REQUIRED TASK: Every entry must be repeated exactly. Exclude all pictures.

Dataset items:
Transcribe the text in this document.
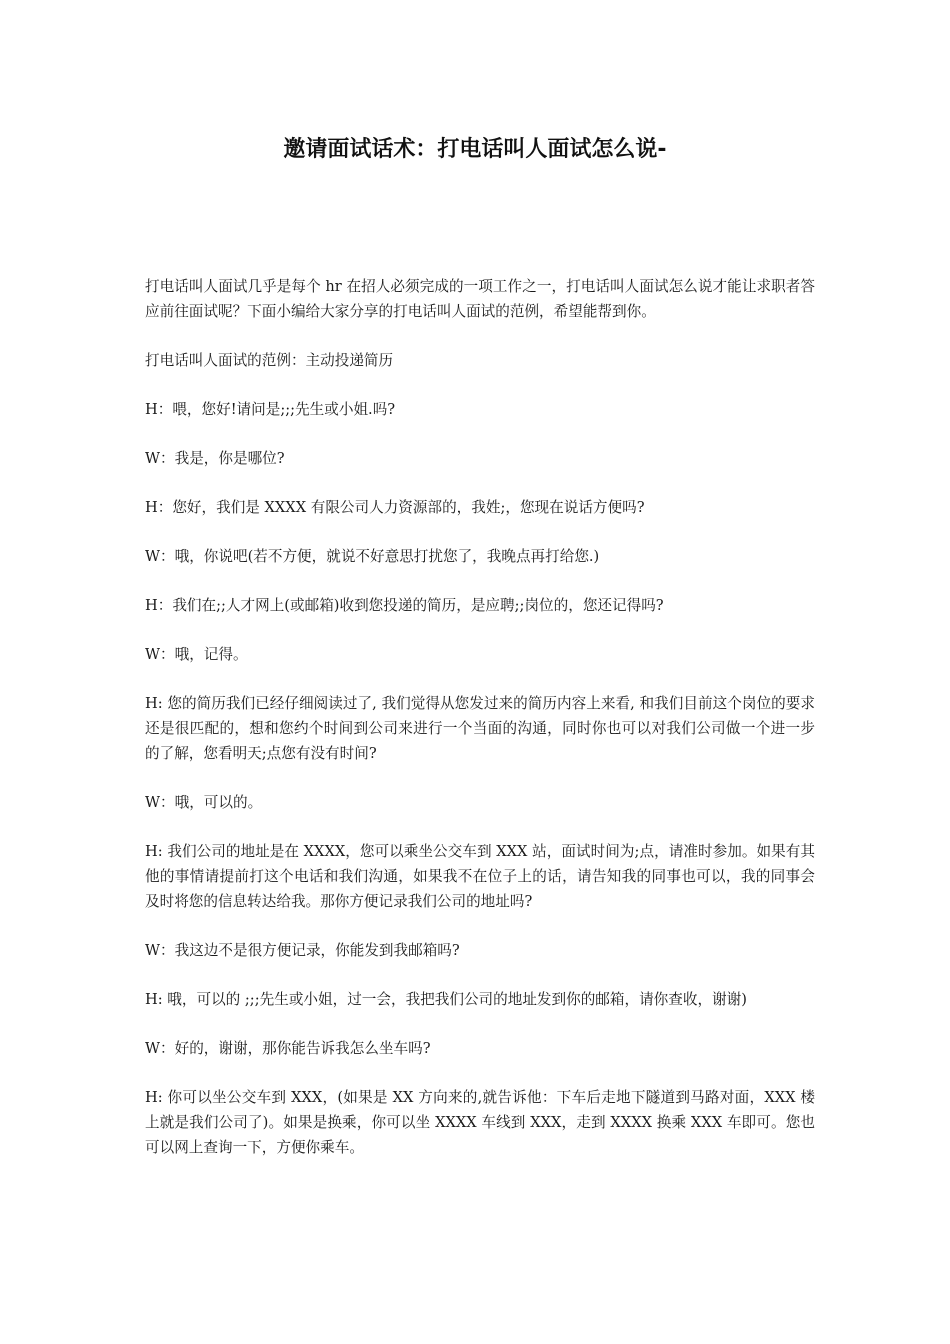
邀请面试话术：打电话叫人面试怎么说-

打电话叫人面试几乎是每个 hr 在招人必须完成的一项工作之一，打电话叫人面试怎么说才能让求职者答应前往面试呢？下面小编给大家分享的打电话叫人面试的范例，希望能帮到你。

打电话叫人面试的范例：主动投递简历

H：喂，您好!请问是;;;先生或小姐.吗?

W：我是，你是哪位?

H：您好，我们是 XXXX 有限公司人力资源部的，我姓;，您现在说话方便吗?

W：哦，你说吧(若不方便，就说不好意思打扰您了，我晚点再打给您.)

H：我们在;;人才网上(或邮箱)收到您投递的简历，是应聘;;岗位的，您还记得吗?

W：哦，记得。

H: 您的简历我们已经仔细阅读过了, 我们觉得从您发过来的简历内容上来看, 和我们目前这个岗位的要求还是很匹配的，想和您约个时间到公司来进行一个当面的沟通，同时你也可以对我们公司做一个进一步的了解，您看明天;点您有没有时间?

W：哦，可以的。

H: 我们公司的地址是在 XXXX，您可以乘坐公交车到 XXX 站，面试时间为;点，请准时参加。如果有其他的事情请提前打这个电话和我们沟通，如果我不在位子上的话，请告知我的同事也可以，我的同事会及时将您的信息转达给我。那你方便记录我们公司的地址吗?

W：我这边不是很方便记录，你能发到我邮箱吗?

H: 哦，可以的 ;;;先生或小姐，过一会，我把我们公司的地址发到你的邮箱，请你查收，谢谢)

W：好的，谢谢，那你能告诉我怎么坐车吗?

H: 你可以坐公交车到 XXX，(如果是 XX 方向来的,就告诉他：下车后走地下隧道到马路对面，XXX 楼上就是我们公司了)。如果是换乘，你可以坐 XXXX 车线到 XXX，走到 XXXX 换乘 XXX 车即可。您也可以网上查询一下，方便你乘车。
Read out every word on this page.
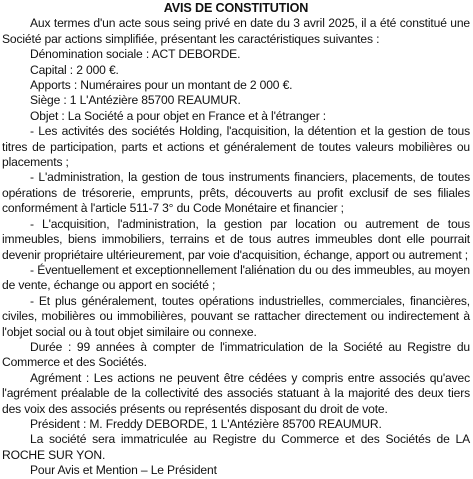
AVIS DE CONSTITUTION
Aux termes d'un acte sous seing privé en date du 3 avril 2025, il a été constitué une Société par actions simplifiée, présentant les caractéristiques suivantes :
Dénomination sociale : ACT DEBORDE.
Capital : 2 000 €.
Apports : Numéraires pour un montant de 2 000 €.
Siège : 1 L'Antézière 85700 REAUMUR.
Objet : La Société a pour objet en France et à l'étranger :
- Les activités des sociétés Holding, l'acquisition, la détention et la gestion de tous titres de participation, parts et actions et généralement de toutes valeurs mobilières ou placements ;
- L'administration, la gestion de tous instruments financiers, placements, de toutes opérations de trésorerie, emprunts, prêts, découverts au profit exclusif de ses filiales conformément à l'article 511-7 3° du Code Monétaire et financier ;
- L'acquisition, l'administration, la gestion par location ou autrement de tous immeubles, biens immobiliers, terrains et de tous autres immeubles dont elle pourrait devenir propriétaire ultérieurement, par voie d'acquisition, échange, apport ou autrement ;
- Éventuellement et exceptionnellement l'aliénation du ou des immeubles, au moyen de vente, échange ou apport en société ;
- Et plus généralement, toutes opérations industrielles, commerciales, financières, civiles, mobilières ou immobilières, pouvant se rattacher directement ou indirectement à l'objet social ou à tout objet similaire ou connexe.
Durée : 99 années à compter de l'immatriculation de la Société au Registre du Commerce et des Sociétés.
Agrément : Les actions ne peuvent être cédées y compris entre associés qu'avec l'agrément préalable de la collectivité des associés statuant à la majorité des deux tiers des voix des associés présents ou représentés disposant du droit de vote.
Président : M. Freddy DEBORDE, 1 L'Antézière 85700 REAUMUR.
La société sera immatriculée au Registre du Commerce et des Sociétés de LA ROCHE SUR YON.
Pour Avis et Mention – Le Président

RESPONSE TO THIS TASK:
Transcribe the text in this document.
邀请面试话术：打电话叫人面试怎么说-

打电话叫人面试几乎是每个 hr 在招人必须完成的一项工作之一，打电话叫人面试怎么说才能让求职者答应前往面试呢？下面小编给大家分享的打电话叫人面试的范例，希望能帮到你。

打电话叫人面试的范例：主动投递简历

H：喂，您好!请问是;;;先生或小姐.吗?

W：我是，你是哪位?

H：您好，我们是 XXXX 有限公司人力资源部的，我姓;，您现在说话方便吗?

W：哦，你说吧(若不方便，就说不好意思打扰您了，我晚点再打给您.)

H：我们在;;人才网上(或邮箱)收到您投递的简历，是应聘;;岗位的，您还记得吗?

W：哦，记得。

H: 您的简历我们已经仔细阅读过了, 我们觉得从您发过来的简历内容上来看, 和我们目前这个岗位的要求还是很匹配的，想和您约个时间到公司来进行一个当面的沟通，同时你也可以对我们公司做一个进一步的了解，您看明天;点您有没有时间?

W：哦，可以的。

H: 我们公司的地址是在 XXXX，您可以乘坐公交车到 XXX 站，面试时间为;点，请准时参加。如果有其他的事情请提前打这个电话和我们沟通，如果我不在位子上的话，请告知我的同事也可以，我的同事会及时将您的信息转达给我。那你方便记录我们公司的地址吗?

W：我这边不是很方便记录，你能发到我邮箱吗?

H: 哦，可以的 ;;;先生或小姐，过一会，我把我们公司的地址发到你的邮箱，请你查收，谢谢)

W：好的，谢谢，那你能告诉我怎么坐车吗?

H: 你可以坐公交车到 XXX，(如果是 XX 方向来的,就告诉他：下车后走地下隧道到马路对面，XXX 楼上就是我们公司了)。如果是换乘，你可以坐 XXXX 车线到 XXX，走到 XXXX 换乘 XXX 车即可。您也可以网上查询一下，方便你乘车。
Read out every word on this page.
AVIS DE CONSTITUTION
Aux termes d'un acte sous seing privé en date du 3 avril 2025, il a été constitué une Société par actions simplifiée, présentant les caractéristiques suivantes :
Dénomination sociale : ACT DEBORDE.
Capital : 2 000 €.
Apports : Numéraires pour un montant de 2 000 €.
Siège : 1 L'Antézière 85700 REAUMUR.
Objet : La Société a pour objet en France et à l'étranger :
- Les activités des sociétés Holding, l'acquisition, la détention et la gestion de tous titres de participation, parts et actions et généralement de toutes valeurs mobilières ou placements ;
- L'administration, la gestion de tous instruments financiers, placements, de toutes opérations de trésorerie, emprunts, prêts, découverts au profit exclusif de ses filiales conformément à l'article 511-7 3° du Code Monétaire et financier ;
- L'acquisition, l'administration, la gestion par location ou autrement de tous immeubles, biens immobiliers, terrains et de tous autres immeubles dont elle pourrait devenir propriétaire ultérieurement, par voie d'acquisition, échange, apport ou autrement ;
- Éventuellement et exceptionnellement l'aliénation du ou des immeubles, au moyen de vente, échange ou apport en société ;
- Et plus généralement, toutes opérations industrielles, commerciales, financières, civiles, mobilières ou immobilières, pouvant se rattacher directement ou indirectement à l'objet social ou à tout objet similaire ou connexe.
Durée : 99 années à compter de l'immatriculation de la Société au Registre du Commerce et des Sociétés.
Agrément : Les actions ne peuvent être cédées y compris entre associés qu'avec l'agrément préalable de la collectivité des associés statuant à la majorité des deux tiers des voix des associés présents ou représentés disposant du droit de vote.
Président : M. Freddy DEBORDE, 1 L'Antézière 85700 REAUMUR.
La société sera immatriculée au Registre du Commerce et des Sociétés de LA ROCHE SUR YON.
Pour Avis et Mention – Le Président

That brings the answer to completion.